◆ **TASK BRIEF**
Identify each line containing the word "sapcertificationdumps" and copy it.

◆ **STORED DATA**
-- start --

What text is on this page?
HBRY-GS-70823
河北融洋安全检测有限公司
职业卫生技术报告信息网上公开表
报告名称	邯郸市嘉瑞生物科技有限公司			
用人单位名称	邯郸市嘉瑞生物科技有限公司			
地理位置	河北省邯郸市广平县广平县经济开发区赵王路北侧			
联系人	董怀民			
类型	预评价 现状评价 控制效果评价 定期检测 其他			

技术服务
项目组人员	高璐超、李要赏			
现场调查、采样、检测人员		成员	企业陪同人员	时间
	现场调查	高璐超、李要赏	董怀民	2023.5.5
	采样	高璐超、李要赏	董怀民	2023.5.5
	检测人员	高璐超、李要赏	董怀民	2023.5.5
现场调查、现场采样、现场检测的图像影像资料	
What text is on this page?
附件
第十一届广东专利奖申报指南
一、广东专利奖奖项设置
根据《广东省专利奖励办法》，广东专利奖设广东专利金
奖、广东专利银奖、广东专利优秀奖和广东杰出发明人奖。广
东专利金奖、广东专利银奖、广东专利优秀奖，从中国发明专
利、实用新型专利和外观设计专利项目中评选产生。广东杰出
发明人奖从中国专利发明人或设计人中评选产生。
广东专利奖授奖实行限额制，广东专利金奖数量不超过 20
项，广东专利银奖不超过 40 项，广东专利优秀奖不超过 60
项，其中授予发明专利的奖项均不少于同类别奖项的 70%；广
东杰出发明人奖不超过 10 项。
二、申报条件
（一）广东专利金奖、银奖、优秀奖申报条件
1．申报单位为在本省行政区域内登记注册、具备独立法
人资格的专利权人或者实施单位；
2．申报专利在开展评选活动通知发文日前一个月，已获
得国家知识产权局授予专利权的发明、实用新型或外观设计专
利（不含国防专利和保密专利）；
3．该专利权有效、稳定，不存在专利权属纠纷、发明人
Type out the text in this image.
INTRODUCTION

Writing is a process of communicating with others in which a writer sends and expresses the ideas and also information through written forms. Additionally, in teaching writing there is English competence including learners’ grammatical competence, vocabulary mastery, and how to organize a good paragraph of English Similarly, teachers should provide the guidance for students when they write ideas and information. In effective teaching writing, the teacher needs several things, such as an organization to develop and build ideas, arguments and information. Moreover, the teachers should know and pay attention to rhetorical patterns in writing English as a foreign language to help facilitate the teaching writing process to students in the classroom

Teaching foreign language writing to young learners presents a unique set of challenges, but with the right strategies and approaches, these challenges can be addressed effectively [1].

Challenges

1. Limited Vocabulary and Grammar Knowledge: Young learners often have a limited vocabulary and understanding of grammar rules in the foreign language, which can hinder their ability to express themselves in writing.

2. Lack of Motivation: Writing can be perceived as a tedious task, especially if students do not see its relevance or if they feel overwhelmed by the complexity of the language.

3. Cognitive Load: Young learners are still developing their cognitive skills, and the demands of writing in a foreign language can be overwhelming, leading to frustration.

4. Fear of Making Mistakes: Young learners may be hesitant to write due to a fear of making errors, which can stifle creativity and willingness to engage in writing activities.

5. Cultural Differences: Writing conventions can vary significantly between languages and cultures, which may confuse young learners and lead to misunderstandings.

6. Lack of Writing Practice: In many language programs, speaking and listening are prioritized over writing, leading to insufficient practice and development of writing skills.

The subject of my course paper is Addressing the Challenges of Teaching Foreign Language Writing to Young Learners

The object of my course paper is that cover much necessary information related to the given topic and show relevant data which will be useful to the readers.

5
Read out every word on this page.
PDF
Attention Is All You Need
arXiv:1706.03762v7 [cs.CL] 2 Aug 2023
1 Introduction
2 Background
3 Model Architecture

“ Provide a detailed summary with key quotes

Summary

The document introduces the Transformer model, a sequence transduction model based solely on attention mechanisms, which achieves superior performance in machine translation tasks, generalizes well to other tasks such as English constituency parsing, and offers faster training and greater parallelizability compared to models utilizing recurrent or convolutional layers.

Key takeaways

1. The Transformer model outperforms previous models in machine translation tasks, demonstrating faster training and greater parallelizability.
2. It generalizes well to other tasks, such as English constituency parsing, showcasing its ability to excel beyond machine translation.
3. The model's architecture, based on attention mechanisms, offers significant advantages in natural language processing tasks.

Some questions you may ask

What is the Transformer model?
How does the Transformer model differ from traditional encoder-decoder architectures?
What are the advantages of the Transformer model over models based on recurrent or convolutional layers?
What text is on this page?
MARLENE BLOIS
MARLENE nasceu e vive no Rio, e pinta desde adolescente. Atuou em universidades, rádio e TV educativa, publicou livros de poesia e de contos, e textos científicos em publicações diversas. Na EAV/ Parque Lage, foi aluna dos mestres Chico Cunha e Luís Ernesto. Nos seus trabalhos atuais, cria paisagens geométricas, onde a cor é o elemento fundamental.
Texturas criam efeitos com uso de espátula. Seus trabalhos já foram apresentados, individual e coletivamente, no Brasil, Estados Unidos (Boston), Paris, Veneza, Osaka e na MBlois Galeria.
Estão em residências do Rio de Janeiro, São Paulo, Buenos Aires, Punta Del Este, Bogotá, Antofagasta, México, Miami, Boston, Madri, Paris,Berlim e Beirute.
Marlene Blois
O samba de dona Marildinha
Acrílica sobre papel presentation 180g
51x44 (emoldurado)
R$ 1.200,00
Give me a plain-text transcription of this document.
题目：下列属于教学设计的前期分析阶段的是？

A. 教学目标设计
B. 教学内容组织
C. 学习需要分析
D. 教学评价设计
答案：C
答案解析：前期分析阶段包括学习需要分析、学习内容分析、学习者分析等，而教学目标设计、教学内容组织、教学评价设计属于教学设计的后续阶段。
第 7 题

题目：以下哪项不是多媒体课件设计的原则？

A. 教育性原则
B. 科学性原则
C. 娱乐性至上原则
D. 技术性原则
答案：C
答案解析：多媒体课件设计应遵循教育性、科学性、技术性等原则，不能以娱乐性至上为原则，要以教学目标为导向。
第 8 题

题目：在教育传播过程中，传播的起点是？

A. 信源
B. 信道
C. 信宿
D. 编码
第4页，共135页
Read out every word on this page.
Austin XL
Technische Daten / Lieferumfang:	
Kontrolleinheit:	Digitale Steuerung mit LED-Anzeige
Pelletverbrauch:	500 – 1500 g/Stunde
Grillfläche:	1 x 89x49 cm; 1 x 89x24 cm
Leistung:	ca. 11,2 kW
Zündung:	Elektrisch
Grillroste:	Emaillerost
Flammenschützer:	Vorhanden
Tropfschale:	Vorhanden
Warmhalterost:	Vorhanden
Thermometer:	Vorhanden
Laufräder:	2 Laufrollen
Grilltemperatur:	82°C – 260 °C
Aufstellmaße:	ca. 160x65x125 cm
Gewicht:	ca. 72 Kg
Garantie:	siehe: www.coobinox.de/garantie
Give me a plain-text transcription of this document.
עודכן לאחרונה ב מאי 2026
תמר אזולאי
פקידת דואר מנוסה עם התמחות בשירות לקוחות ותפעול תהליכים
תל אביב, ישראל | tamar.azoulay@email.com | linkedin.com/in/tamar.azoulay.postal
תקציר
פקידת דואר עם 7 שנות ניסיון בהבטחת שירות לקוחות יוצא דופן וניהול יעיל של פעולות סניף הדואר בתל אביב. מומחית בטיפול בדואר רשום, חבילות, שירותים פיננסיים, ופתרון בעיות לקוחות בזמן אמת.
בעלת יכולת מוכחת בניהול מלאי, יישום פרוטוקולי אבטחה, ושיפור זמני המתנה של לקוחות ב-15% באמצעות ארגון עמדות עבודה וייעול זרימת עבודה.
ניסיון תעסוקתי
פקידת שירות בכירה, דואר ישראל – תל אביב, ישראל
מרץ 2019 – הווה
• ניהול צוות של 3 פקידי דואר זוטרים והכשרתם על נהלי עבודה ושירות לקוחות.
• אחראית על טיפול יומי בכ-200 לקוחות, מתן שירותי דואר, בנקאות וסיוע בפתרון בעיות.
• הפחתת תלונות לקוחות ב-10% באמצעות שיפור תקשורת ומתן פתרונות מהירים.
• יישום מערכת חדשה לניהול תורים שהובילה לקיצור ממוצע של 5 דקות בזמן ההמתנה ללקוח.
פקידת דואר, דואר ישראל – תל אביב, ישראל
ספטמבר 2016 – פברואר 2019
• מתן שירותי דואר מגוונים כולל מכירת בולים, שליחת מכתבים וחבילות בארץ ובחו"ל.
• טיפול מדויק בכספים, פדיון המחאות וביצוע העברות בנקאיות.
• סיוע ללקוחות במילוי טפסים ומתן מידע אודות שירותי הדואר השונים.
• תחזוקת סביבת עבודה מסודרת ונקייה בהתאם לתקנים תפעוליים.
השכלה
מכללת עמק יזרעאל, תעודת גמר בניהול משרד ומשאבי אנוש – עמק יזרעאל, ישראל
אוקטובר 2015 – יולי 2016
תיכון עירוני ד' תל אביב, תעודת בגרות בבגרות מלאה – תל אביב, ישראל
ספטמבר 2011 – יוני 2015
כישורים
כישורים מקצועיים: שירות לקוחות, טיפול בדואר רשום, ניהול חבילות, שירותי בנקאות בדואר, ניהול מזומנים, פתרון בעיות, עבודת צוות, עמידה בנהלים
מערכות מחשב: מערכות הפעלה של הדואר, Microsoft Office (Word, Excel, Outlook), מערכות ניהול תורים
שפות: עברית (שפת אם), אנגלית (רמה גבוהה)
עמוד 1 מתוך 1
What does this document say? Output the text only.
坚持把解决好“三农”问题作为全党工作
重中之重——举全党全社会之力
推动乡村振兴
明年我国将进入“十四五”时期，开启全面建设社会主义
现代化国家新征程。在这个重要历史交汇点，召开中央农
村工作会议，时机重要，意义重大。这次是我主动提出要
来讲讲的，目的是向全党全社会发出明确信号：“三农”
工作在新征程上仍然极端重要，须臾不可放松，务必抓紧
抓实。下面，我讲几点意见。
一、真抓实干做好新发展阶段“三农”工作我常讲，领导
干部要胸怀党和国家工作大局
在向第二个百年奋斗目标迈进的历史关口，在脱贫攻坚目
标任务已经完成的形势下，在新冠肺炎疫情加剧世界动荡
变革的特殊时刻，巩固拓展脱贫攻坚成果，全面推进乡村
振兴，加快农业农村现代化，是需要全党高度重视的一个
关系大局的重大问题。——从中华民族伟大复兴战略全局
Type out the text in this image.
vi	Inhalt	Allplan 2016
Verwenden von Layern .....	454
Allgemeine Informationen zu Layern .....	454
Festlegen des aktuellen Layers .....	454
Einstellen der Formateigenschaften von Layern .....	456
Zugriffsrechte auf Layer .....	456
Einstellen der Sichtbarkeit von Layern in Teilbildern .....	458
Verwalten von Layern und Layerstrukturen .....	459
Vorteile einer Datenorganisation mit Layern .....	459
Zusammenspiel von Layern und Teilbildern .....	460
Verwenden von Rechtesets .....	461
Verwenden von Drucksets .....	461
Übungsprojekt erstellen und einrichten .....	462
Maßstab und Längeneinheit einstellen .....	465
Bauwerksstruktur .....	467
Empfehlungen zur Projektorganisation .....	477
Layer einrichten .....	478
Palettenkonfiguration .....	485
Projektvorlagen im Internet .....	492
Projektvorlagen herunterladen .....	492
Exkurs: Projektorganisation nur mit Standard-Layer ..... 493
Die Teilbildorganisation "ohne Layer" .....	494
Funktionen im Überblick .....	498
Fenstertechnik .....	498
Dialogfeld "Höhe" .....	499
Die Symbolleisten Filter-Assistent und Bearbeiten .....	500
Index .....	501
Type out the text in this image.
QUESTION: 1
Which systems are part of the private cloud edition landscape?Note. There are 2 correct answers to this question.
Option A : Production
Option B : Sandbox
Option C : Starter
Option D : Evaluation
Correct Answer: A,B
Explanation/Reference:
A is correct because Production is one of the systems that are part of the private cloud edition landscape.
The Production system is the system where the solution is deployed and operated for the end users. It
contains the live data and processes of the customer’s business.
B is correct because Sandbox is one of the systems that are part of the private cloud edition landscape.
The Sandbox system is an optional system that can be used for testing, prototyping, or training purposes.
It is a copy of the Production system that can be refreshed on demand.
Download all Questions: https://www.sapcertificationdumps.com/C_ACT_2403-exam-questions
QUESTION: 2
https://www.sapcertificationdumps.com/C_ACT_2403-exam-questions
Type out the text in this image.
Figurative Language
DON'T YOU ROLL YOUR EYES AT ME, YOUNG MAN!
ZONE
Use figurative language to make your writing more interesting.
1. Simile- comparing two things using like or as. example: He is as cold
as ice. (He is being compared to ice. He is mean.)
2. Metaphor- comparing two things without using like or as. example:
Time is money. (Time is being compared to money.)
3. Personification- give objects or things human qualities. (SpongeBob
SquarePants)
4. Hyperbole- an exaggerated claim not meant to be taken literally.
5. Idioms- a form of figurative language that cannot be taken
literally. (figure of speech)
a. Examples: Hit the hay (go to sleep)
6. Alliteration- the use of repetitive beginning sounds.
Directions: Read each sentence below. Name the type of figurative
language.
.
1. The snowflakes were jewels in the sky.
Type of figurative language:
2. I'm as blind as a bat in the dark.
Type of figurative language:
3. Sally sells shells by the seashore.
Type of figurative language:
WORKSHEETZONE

-- end --

◆ **SOLUTION FOR THIS PROBLEM**
Download all Questions: https://www.sapcertificationdumps.com/C_ACT_2403-exam-questions
https://www.sapcertificationdumps.com/C_ACT_2403-exam-questions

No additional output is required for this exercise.